**STATED TASK:** Restate the records that follow word for word; no pictures should appear.

==== DATASET RECORDS

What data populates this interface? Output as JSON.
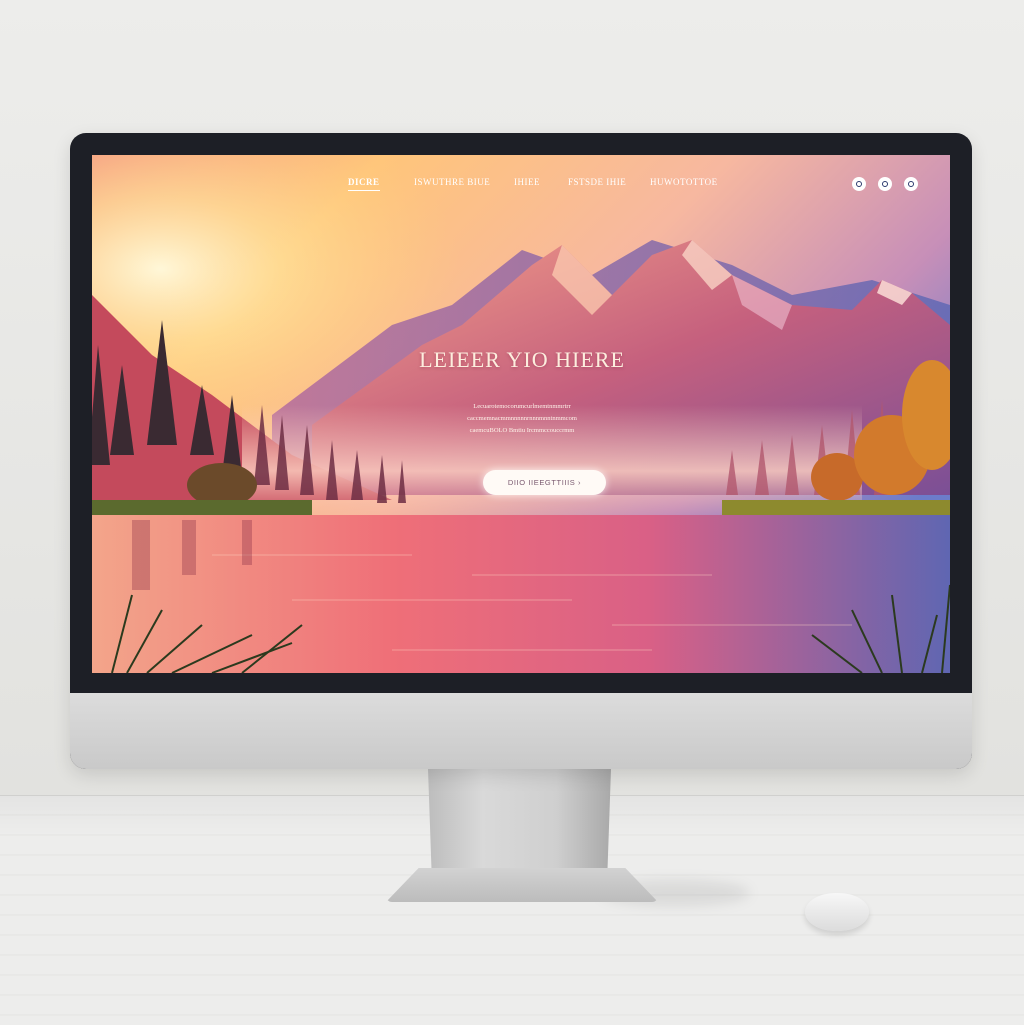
{
  "site": {
    "nav": [
      {
        "label": "DICRE",
        "active": true
      },
      {
        "label": "ISWUTHRE   BIUE",
        "active": false
      },
      {
        "label": "IHIEE",
        "active": false
      },
      {
        "label": "FSTSDE IHIE",
        "active": false
      },
      {
        "label": "HUWOTOTTOE",
        "active": false
      }
    ],
    "social_icons": [
      "social-icon",
      "social-icon",
      "social-icon"
    ],
    "hero": {
      "title": "LEIEER YIO HIERE",
      "text": "Lecuarotemocorumcurlmemtnmmrtrr\ncaccmemnacmmnnnnnrnnnmnntnmmcom\ncaemcuBOLO Bmtiu Ircmmccouccrmm",
      "cta": "DIIO IIEEGTTIIIS  ›"
    }
  },
  "colors": {
    "sky_top": "#f08a7e",
    "sky_glow": "#ffd37a",
    "sky_right": "#6a78c8",
    "mountain": "#b8557e",
    "water": "#e46a6e"
  }
}
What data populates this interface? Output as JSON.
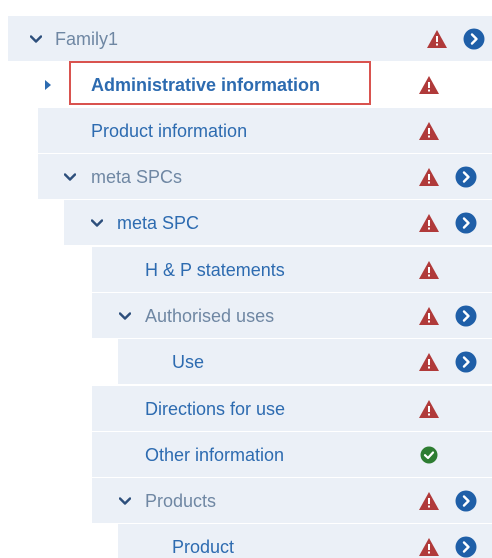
{
  "tree": {
    "items": [
      {
        "label": "Family1",
        "status": "warning",
        "expandable": true,
        "expanded": true,
        "navigable": true
      },
      {
        "label": "Administrative information",
        "status": "warning",
        "expandable": false,
        "selected": true,
        "navigable": false
      },
      {
        "label": "Product information",
        "status": "warning",
        "expandable": false,
        "navigable": false
      },
      {
        "label": "meta SPCs",
        "status": "warning",
        "expandable": true,
        "expanded": true,
        "navigable": true
      },
      {
        "label": "meta SPC",
        "status": "warning",
        "expandable": true,
        "expanded": true,
        "navigable": true
      },
      {
        "label": "H & P statements",
        "status": "warning",
        "expandable": false,
        "navigable": false
      },
      {
        "label": "Authorised uses",
        "status": "warning",
        "expandable": true,
        "expanded": true,
        "navigable": true
      },
      {
        "label": "Use",
        "status": "warning",
        "expandable": false,
        "navigable": true
      },
      {
        "label": "Directions for use",
        "status": "warning",
        "expandable": false,
        "navigable": false
      },
      {
        "label": "Other information",
        "status": "ok",
        "expandable": false,
        "navigable": false
      },
      {
        "label": "Products",
        "status": "warning",
        "expandable": true,
        "expanded": true,
        "navigable": true
      },
      {
        "label": "Product",
        "status": "warning",
        "expandable": false,
        "navigable": true
      }
    ]
  },
  "colors": {
    "row_background": "#ebf0f7",
    "label_link": "#2d6bb0",
    "label_muted": "#6f87a3",
    "warning_red": "#b03a3a",
    "ok_green": "#2e7d32",
    "nav_blue": "#1f5fa8",
    "selection_outline": "#d9534f"
  }
}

========

**FINAL RESULT:**
What data populates this interface? Output as JSON.
{
  "site": {
    "nav": [
      {
        "label": "DICRE",
        "active": true
      },
      {
        "label": "ISWUTHRE   BIUE",
        "active": false
      },
      {
        "label": "IHIEE",
        "active": false
      },
      {
        "label": "FSTSDE IHIE",
        "active": false
      },
      {
        "label": "HUWOTOTTOE",
        "active": false
      }
    ],
    "social_icons": [
      "social-icon",
      "social-icon",
      "social-icon"
    ],
    "hero": {
      "title": "LEIEER YIO HIERE",
      "text": "Lecuarotemocorumcurlmemtnmmrtrr\ncaccmemnacmmnnnnnrnnnmnntnmmcom\ncaemcuBOLO Bmtiu Ircmmccouccrmm",
      "cta": "DIIO IIEEGTTIIIS  ›"
    }
  },
  "colors": {
    "sky_top": "#f08a7e",
    "sky_glow": "#ffd37a",
    "sky_right": "#6a78c8",
    "mountain": "#b8557e",
    "water": "#e46a6e"
  }
}
What data populates this interface? Output as JSON.
{
  "tree": {
    "items": [
      {
        "label": "Family1",
        "status": "warning",
        "expandable": true,
        "expanded": true,
        "navigable": true
      },
      {
        "label": "Administrative information",
        "status": "warning",
        "expandable": false,
        "selected": true,
        "navigable": false
      },
      {
        "label": "Product information",
        "status": "warning",
        "expandable": false,
        "navigable": false
      },
      {
        "label": "meta SPCs",
        "status": "warning",
        "expandable": true,
        "expanded": true,
        "navigable": true
      },
      {
        "label": "meta SPC",
        "status": "warning",
        "expandable": true,
        "expanded": true,
        "navigable": true
      },
      {
        "label": "H & P statements",
        "status": "warning",
        "expandable": false,
        "navigable": false
      },
      {
        "label": "Authorised uses",
        "status": "warning",
        "expandable": true,
        "expanded": true,
        "navigable": true
      },
      {
        "label": "Use",
        "status": "warning",
        "expandable": false,
        "navigable": true
      },
      {
        "label": "Directions for use",
        "status": "warning",
        "expandable": false,
        "navigable": false
      },
      {
        "label": "Other information",
        "status": "ok",
        "expandable": false,
        "navigable": false
      },
      {
        "label": "Products",
        "status": "warning",
        "expandable": true,
        "expanded": true,
        "navigable": true
      },
      {
        "label": "Product",
        "status": "warning",
        "expandable": false,
        "navigable": true
      }
    ]
  },
  "colors": {
    "row_background": "#ebf0f7",
    "label_link": "#2d6bb0",
    "label_muted": "#6f87a3",
    "warning_red": "#b03a3a",
    "ok_green": "#2e7d32",
    "nav_blue": "#1f5fa8",
    "selection_outline": "#d9534f"
  }
}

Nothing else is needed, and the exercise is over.